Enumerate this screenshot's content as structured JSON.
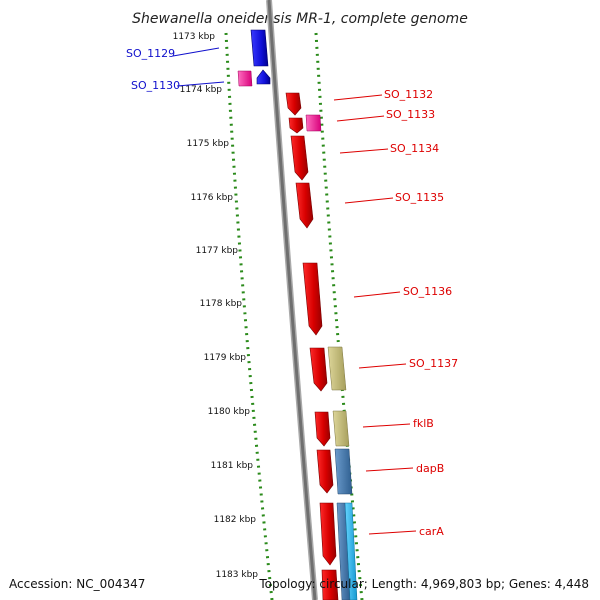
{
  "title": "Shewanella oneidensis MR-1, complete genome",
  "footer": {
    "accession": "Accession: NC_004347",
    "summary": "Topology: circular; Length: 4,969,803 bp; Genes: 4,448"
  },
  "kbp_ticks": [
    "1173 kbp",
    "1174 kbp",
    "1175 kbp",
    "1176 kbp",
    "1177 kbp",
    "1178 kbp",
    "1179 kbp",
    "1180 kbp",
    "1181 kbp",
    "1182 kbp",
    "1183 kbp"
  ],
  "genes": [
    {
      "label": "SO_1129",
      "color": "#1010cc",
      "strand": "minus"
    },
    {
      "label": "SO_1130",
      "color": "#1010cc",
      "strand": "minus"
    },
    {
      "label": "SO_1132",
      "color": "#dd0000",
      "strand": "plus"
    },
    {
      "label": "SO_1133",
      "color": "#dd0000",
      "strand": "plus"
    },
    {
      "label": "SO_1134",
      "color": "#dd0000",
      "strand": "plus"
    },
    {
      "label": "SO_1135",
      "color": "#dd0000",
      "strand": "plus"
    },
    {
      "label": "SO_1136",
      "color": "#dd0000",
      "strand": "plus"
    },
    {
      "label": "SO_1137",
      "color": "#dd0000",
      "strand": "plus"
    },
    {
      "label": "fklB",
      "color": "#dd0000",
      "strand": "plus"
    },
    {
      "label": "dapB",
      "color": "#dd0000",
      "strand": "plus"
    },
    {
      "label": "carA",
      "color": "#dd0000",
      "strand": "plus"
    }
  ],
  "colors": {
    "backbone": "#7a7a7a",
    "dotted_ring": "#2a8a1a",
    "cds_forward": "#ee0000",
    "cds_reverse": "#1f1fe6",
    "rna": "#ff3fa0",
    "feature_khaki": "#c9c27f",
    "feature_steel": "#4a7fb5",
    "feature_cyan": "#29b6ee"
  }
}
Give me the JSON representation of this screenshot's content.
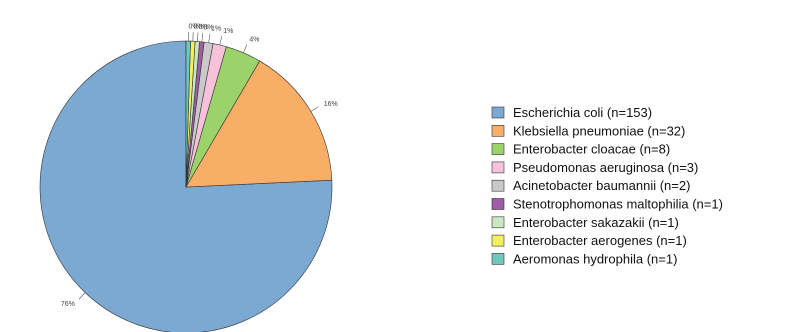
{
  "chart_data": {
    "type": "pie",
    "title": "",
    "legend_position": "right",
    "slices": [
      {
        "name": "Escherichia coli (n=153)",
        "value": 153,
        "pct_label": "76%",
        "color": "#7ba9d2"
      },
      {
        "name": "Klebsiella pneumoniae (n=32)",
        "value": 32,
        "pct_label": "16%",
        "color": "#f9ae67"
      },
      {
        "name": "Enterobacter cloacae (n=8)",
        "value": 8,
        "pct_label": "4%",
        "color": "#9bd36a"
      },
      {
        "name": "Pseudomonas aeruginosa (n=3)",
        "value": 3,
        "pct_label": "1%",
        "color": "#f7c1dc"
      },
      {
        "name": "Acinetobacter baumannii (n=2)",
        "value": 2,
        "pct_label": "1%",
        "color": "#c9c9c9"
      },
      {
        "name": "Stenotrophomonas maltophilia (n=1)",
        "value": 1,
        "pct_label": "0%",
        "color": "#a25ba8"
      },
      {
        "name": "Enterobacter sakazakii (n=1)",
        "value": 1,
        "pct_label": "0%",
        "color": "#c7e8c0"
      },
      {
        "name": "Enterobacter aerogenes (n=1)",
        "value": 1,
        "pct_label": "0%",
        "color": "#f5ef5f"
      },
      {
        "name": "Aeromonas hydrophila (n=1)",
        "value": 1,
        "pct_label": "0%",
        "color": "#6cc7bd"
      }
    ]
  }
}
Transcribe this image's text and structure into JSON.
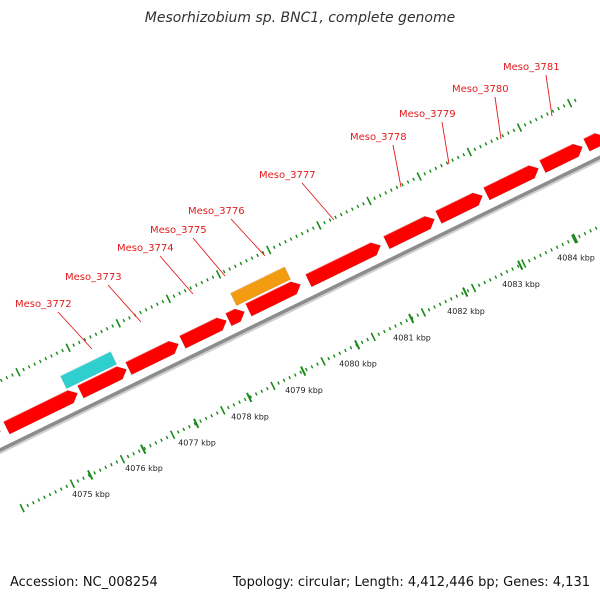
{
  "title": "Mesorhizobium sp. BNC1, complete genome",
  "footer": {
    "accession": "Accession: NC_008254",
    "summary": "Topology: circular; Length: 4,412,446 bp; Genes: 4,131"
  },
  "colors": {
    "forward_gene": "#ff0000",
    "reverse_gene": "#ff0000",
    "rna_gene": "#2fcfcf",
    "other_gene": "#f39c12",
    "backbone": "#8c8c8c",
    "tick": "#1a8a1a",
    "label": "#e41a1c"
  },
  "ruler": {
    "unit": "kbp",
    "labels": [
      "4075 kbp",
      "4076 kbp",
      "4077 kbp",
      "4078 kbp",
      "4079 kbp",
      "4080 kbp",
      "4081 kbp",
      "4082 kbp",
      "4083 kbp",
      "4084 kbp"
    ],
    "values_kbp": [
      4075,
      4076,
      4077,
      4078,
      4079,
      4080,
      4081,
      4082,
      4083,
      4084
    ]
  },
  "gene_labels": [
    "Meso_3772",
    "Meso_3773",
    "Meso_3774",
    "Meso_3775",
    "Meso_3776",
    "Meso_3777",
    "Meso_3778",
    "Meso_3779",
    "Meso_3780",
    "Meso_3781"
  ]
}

----

Task:
Output the full listing above exactly, excluding all pictures.

Expected output:
Enumerate this screenshot's content as structured JSON.
{
  "title": "Shewanella oneidensis MR-1, complete genome",
  "footer": {
    "accession": "Accession: NC_004347",
    "summary": "Topology: circular; Length: 4,969,803 bp; Genes: 4,448"
  },
  "kbp_ticks": [
    "1173 kbp",
    "1174 kbp",
    "1175 kbp",
    "1176 kbp",
    "1177 kbp",
    "1178 kbp",
    "1179 kbp",
    "1180 kbp",
    "1181 kbp",
    "1182 kbp",
    "1183 kbp"
  ],
  "genes": [
    {
      "label": "SO_1129",
      "color": "#1010cc",
      "strand": "minus"
    },
    {
      "label": "SO_1130",
      "color": "#1010cc",
      "strand": "minus"
    },
    {
      "label": "SO_1132",
      "color": "#dd0000",
      "strand": "plus"
    },
    {
      "label": "SO_1133",
      "color": "#dd0000",
      "strand": "plus"
    },
    {
      "label": "SO_1134",
      "color": "#dd0000",
      "strand": "plus"
    },
    {
      "label": "SO_1135",
      "color": "#dd0000",
      "strand": "plus"
    },
    {
      "label": "SO_1136",
      "color": "#dd0000",
      "strand": "plus"
    },
    {
      "label": "SO_1137",
      "color": "#dd0000",
      "strand": "plus"
    },
    {
      "label": "fklB",
      "color": "#dd0000",
      "strand": "plus"
    },
    {
      "label": "dapB",
      "color": "#dd0000",
      "strand": "plus"
    },
    {
      "label": "carA",
      "color": "#dd0000",
      "strand": "plus"
    }
  ],
  "colors": {
    "backbone": "#7a7a7a",
    "dotted_ring": "#2a8a1a",
    "cds_forward": "#ee0000",
    "cds_reverse": "#1f1fe6",
    "rna": "#ff3fa0",
    "feature_khaki": "#c9c27f",
    "feature_steel": "#4a7fb5",
    "feature_cyan": "#29b6ee"
  }
}
Give me the JSON representation of this screenshot's content.
{
  "chart_data": {
    "type": "pie",
    "title": "",
    "legend_position": "right",
    "slices": [
      {
        "name": "Escherichia coli (n=153)",
        "value": 153,
        "pct_label": "76%",
        "color": "#7ba9d2"
      },
      {
        "name": "Klebsiella pneumoniae (n=32)",
        "value": 32,
        "pct_label": "16%",
        "color": "#f9ae67"
      },
      {
        "name": "Enterobacter cloacae (n=8)",
        "value": 8,
        "pct_label": "4%",
        "color": "#9bd36a"
      },
      {
        "name": "Pseudomonas aeruginosa (n=3)",
        "value": 3,
        "pct_label": "1%",
        "color": "#f7c1dc"
      },
      {
        "name": "Acinetobacter baumannii (n=2)",
        "value": 2,
        "pct_label": "1%",
        "color": "#c9c9c9"
      },
      {
        "name": "Stenotrophomonas maltophilia (n=1)",
        "value": 1,
        "pct_label": "0%",
        "color": "#a25ba8"
      },
      {
        "name": "Enterobacter sakazakii (n=1)",
        "value": 1,
        "pct_label": "0%",
        "color": "#c7e8c0"
      },
      {
        "name": "Enterobacter aerogenes (n=1)",
        "value": 1,
        "pct_label": "0%",
        "color": "#f5ef5f"
      },
      {
        "name": "Aeromonas hydrophila (n=1)",
        "value": 1,
        "pct_label": "0%",
        "color": "#6cc7bd"
      }
    ]
  }
}
Transcribe this image's text and structure into JSON.
{
  "title": "Mesorhizobium sp. BNC1, complete genome",
  "footer": {
    "accession": "Accession: NC_008254",
    "summary": "Topology: circular; Length: 4,412,446 bp; Genes: 4,131"
  },
  "colors": {
    "forward_gene": "#ff0000",
    "reverse_gene": "#ff0000",
    "rna_gene": "#2fcfcf",
    "other_gene": "#f39c12",
    "backbone": "#8c8c8c",
    "tick": "#1a8a1a",
    "label": "#e41a1c"
  },
  "ruler": {
    "unit": "kbp",
    "labels": [
      "4075 kbp",
      "4076 kbp",
      "4077 kbp",
      "4078 kbp",
      "4079 kbp",
      "4080 kbp",
      "4081 kbp",
      "4082 kbp",
      "4083 kbp",
      "4084 kbp"
    ],
    "values_kbp": [
      4075,
      4076,
      4077,
      4078,
      4079,
      4080,
      4081,
      4082,
      4083,
      4084
    ]
  },
  "gene_labels": [
    "Meso_3772",
    "Meso_3773",
    "Meso_3774",
    "Meso_3775",
    "Meso_3776",
    "Meso_3777",
    "Meso_3778",
    "Meso_3779",
    "Meso_3780",
    "Meso_3781"
  ]
}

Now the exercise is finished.